====== Entries supplied

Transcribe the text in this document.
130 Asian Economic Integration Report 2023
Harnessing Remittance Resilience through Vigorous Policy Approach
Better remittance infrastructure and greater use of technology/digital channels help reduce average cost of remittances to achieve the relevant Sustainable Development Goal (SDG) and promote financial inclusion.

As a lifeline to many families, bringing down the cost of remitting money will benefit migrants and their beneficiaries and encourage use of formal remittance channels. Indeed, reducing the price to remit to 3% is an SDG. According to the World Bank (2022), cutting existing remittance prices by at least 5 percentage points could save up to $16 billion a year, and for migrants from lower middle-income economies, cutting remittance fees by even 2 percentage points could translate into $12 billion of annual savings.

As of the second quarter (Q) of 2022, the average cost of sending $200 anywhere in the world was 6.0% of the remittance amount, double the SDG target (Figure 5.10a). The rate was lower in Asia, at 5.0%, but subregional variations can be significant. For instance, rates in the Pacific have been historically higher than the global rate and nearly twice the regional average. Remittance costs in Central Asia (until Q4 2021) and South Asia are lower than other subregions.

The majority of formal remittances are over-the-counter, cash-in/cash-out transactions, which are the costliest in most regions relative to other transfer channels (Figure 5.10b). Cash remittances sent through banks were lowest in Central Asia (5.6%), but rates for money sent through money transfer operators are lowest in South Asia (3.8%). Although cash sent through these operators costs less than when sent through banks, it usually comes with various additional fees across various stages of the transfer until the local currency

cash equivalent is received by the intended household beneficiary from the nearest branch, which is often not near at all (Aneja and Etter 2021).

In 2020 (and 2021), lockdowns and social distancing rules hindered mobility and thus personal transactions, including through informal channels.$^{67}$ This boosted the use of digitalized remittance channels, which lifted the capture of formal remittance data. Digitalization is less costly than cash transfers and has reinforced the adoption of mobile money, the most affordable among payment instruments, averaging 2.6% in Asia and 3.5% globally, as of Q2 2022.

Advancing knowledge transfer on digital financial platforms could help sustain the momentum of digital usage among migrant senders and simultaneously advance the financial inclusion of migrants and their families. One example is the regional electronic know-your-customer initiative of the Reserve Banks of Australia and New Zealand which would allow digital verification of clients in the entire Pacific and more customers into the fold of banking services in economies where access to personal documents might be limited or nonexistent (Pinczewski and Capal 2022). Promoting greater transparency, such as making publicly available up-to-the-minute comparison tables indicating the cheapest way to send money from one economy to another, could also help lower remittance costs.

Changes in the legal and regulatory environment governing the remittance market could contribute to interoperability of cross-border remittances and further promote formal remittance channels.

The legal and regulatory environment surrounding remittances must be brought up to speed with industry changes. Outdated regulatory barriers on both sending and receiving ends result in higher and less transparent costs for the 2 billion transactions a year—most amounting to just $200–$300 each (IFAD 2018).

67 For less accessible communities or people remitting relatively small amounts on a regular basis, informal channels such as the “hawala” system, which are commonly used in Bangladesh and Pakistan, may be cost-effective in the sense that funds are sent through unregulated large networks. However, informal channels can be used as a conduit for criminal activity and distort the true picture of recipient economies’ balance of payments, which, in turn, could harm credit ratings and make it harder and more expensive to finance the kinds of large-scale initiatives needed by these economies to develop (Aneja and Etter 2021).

============

Each record must be repeated exactly as it is.

• **Task output**:
Transcribe the text in this document.
130 Asian Economic Integration Report 2023
Harnessing Remittance Resilience through Vigorous Policy Approach
Better remittance infrastructure and greater use of technology/digital channels help reduce average cost of remittances to achieve the relevant Sustainable Development Goal (SDG) and promote financial inclusion.

As a lifeline to many families, bringing down the cost of remitting money will benefit migrants and their beneficiaries and encourage use of formal remittance channels. Indeed, reducing the price to remit to 3% is an SDG. According to the World Bank (2022), cutting existing remittance prices by at least 5 percentage points could save up to $16 billion a year, and for migrants from lower middle-income economies, cutting remittance fees by even 2 percentage points could translate into $12 billion of annual savings.

As of the second quarter (Q) of 2022, the average cost of sending $200 anywhere in the world was 6.0% of the remittance amount, double the SDG target (Figure 5.10a). The rate was lower in Asia, at 5.0%, but subregional variations can be significant. For instance, rates in the Pacific have been historically higher than the global rate and nearly twice the regional average. Remittance costs in Central Asia (until Q4 2021) and South Asia are lower than other subregions.

The majority of formal remittances are over-the-counter, cash-in/cash-out transactions, which are the costliest in most regions relative to other transfer channels (Figure 5.10b). Cash remittances sent through banks were lowest in Central Asia (5.6%), but rates for money sent through money transfer operators are lowest in South Asia (3.8%). Although cash sent through these operators costs less than when sent through banks, it usually comes with various additional fees across various stages of the transfer until the local currency

cash equivalent is received by the intended household beneficiary from the nearest branch, which is often not near at all (Aneja and Etter 2021).

In 2020 (and 2021), lockdowns and social distancing rules hindered mobility and thus personal transactions, including through informal channels.$^{67}$ This boosted the use of digitalized remittance channels, which lifted the capture of formal remittance data. Digitalization is less costly than cash transfers and has reinforced the adoption of mobile money, the most affordable among payment instruments, averaging 2.6% in Asia and 3.5% globally, as of Q2 2022.

Advancing knowledge transfer on digital financial platforms could help sustain the momentum of digital usage among migrant senders and simultaneously advance the financial inclusion of migrants and their families. One example is the regional electronic know-your-customer initiative of the Reserve Banks of Australia and New Zealand which would allow digital verification of clients in the entire Pacific and more customers into the fold of banking services in economies where access to personal documents might be limited or nonexistent (Pinczewski and Capal 2022). Promoting greater transparency, such as making publicly available up-to-the-minute comparison tables indicating the cheapest way to send money from one economy to another, could also help lower remittance costs.

Changes in the legal and regulatory environment governing the remittance market could contribute to interoperability of cross-border remittances and further promote formal remittance channels.

The legal and regulatory environment surrounding remittances must be brought up to speed with industry changes. Outdated regulatory barriers on both sending and receiving ends result in higher and less transparent costs for the 2 billion transactions a year—most amounting to just $200–$300 each (IFAD 2018).

67 For less accessible communities or people remitting relatively small amounts on a regular basis, informal channels such as the “hawala” system, which are commonly used in Bangladesh and Pakistan, may be cost-effective in the sense that funds are sent through unregulated large networks. However, informal channels can be used as a conduit for criminal activity and distort the true picture of recipient economies’ balance of payments, which, in turn, could harm credit ratings and make it harder and more expensive to finance the kinds of large-scale initiatives needed by these economies to develop (Aneja and Etter 2021).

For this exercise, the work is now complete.